Exercise aim:
Locate the lines of the listing below that hold "from", then copy each of them.

Records supplied:

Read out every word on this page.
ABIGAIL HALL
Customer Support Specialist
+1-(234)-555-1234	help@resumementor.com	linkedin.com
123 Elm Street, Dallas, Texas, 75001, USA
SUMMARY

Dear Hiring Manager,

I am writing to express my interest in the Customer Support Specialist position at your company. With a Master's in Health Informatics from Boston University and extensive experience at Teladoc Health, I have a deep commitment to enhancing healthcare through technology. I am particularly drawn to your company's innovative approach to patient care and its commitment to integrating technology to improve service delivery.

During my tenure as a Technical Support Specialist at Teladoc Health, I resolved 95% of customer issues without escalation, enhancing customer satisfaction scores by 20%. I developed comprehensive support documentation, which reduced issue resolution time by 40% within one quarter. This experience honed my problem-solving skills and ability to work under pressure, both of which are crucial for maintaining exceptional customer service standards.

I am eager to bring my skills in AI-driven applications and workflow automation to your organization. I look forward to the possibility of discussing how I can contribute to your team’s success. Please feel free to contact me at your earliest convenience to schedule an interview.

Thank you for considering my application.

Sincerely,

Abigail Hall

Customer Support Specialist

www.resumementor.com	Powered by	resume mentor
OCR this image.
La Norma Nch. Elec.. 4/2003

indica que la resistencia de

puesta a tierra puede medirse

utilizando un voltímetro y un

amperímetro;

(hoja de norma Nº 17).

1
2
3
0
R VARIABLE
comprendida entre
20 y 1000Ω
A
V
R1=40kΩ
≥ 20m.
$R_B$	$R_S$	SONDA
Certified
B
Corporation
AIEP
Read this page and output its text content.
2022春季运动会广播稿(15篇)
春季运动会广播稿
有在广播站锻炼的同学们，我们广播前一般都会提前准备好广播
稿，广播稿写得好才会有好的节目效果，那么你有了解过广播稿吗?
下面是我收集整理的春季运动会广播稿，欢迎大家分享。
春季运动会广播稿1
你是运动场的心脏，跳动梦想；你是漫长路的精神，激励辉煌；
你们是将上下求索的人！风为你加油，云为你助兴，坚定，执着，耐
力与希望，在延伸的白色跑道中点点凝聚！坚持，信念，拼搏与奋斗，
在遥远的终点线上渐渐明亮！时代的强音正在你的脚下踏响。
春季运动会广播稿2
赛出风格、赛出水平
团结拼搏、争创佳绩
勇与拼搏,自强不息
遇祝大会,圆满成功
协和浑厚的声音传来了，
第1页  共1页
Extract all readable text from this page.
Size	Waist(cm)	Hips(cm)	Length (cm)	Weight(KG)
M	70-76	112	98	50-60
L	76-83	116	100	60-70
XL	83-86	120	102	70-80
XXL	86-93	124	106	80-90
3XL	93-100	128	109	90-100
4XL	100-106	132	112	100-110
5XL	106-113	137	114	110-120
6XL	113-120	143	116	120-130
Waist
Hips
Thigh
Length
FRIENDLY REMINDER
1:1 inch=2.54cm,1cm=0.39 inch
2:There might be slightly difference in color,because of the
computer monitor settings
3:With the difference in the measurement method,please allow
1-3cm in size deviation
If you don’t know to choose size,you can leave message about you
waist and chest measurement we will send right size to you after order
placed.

Task answer:
I am writing to express my interest in the Customer Support Specialist position at your company. With a Master's in Health Informatics from Boston University and extensive experience at Teladoc Health, I have a deep commitment to enhancing healthcare through technology. I am particularly drawn to your company's innovative approach to patient care and its commitment to integrating technology to improve service delivery.
Extract all readable text from this page.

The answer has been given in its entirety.